─── FRAGMENT TEKSTU

W poprzednim sezonie pojawiły się mniejsze lub większe kompromitacje, jak chociażby porażka 0:7 z Liverpoolem, lecz w ogólnym rozrachunku Manchester United mógł go całościowo ocenić pozytywnie. Udało się przecież wrócić do Ligi Mistrzów, dotrzeć do dwóch krajowych pucharów, a jeden z nich nawet wygrać. “Czerwone Diabły” potrafiły mieć kilka serii – czterech lub pięciu zwycięstw ligowych z rzędu. Na przełomie sierpnia i września udało się pokonać Liverpool (po fantastycznym meczu) oraz Arsenal. Formę życia złapał Marcus Rashford, który strzelił we wszystkich rozgrywkach aż 30 goli. Wtórował mu Bruno Fernandes, a Casemiro długo się rozkręcał, natomiast później wszedł na wysoki poziom i “ogarnął” środek pola w United. Nie okazał się wcale sytym kotem. Udało się też wyeliminować Barcę w Lidze Europy. Sezon nie był jakiś wybitny, ale dało się w nim zauważyć kilka pozytywów, a przynajmniej mieć jakiś punkt zaczepienia, odrobinę radości.

Jakie są natomiast pozytywy z tego sezonu? Takie, że właśnie się kończy. Przede wszystkim to może być najgorszy sezon klubu w historii Premier League (od sezonu 1993/94). Dotychczas najgorsza była 7. pozycja i kompletnie nieudane “następstwo” sir Alexa Fergusona. David Moyes został pogoniony w kwietniu, a zastąpił go tymczasowo Ryan Giggs. Przez niemal 30 lat Manchester United nigdy nie spadł poniżej tej lokaty, a teraz ma wielką szansę, bowiem zajmuje 8. miejsce i zagra w nadchodzącej kolejce z walczącym o mistrzostwo Arsenalem. Później są jeszcze spotkania z Brighton oraz Newcastle. Trzeba przyznać, że nie jest to za wesoły terminarz i raczej niczego dobrego nie wróży. Do pobicia rekordu straconych bramek nie brakuje dużo. Wystarczą dwie do wyrównania, gdy było ich 57 (sezon 2021/22). Andre Onana – choć krytykowany za błędy – i tak często uchrania zespół przed jeszcze większym ośmieszeniem.

──────

=== ZADANIA DO ROZWIĄZANIA ===
A – Odpowiedz krótko na pytania do tekstu o Manchesterze United.
(i) Ile goli we wszystkich rozgrywkach strzelił Marcus Rashford w poprzednim sezonie?
(ii) Kto tymczasowo zastąpił Davida Moyesa?
(iii) Które miejsce zajmuje obecnie Manchester United?
B – Proszę kontynuować tekst o Manchesterze United, zaczynając zaraz po jego ostatnim zdaniu.
Dane nie mają tu żadnego znaczenia.

─── WIERSZE DANYCH

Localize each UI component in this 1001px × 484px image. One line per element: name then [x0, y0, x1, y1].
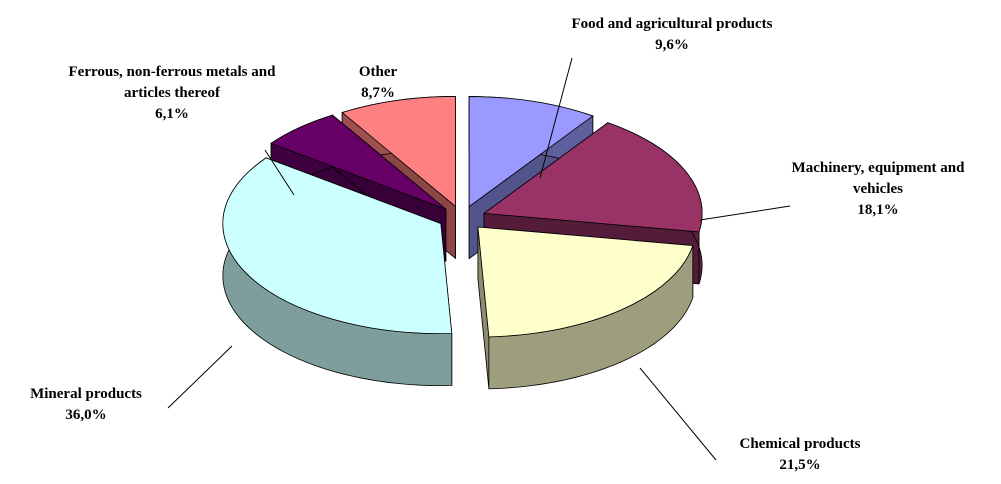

──────

=== ODPOWIEDZI PISEMNE ===
A –
(i) 30 goli.
(ii) Ryan Giggs.
(iii) 8. miejsce.

B –
Na początku kwietnia Opta opublikowała druzgocącą i trudną do wyobrażenia statystykę. Otóż Manchester United był drużyną, która pozwala na najwięcej strzałów przeciwnikom w najlepszych europejskich ligach (Anglia, Niemcy, Francja, Włochy, Hiszpania). Zatem gracze “Czerwonych Diabłów” dopuszczali do większej liczby uderzeń niż obrońcy beznadziejnej w tym sezonie Salernitany, rekordzisty w historii pod względem straconych goli – Sheffield United oraz chociażby fatalnego Clermont Foot z Francji. Manchester wygrał tylko jeden ligowy mecz na ostatnie siedem i było to z czerwoną latarnią ligi z Sheffield (stracili zresztą nawet i tam dwie bramki). Zespoły mierzące się z United często oddają ponad 20 strzałów i około 10 celnych. Oto kilka przykładów z ostatnich kolejek (statystyki za Whoscored)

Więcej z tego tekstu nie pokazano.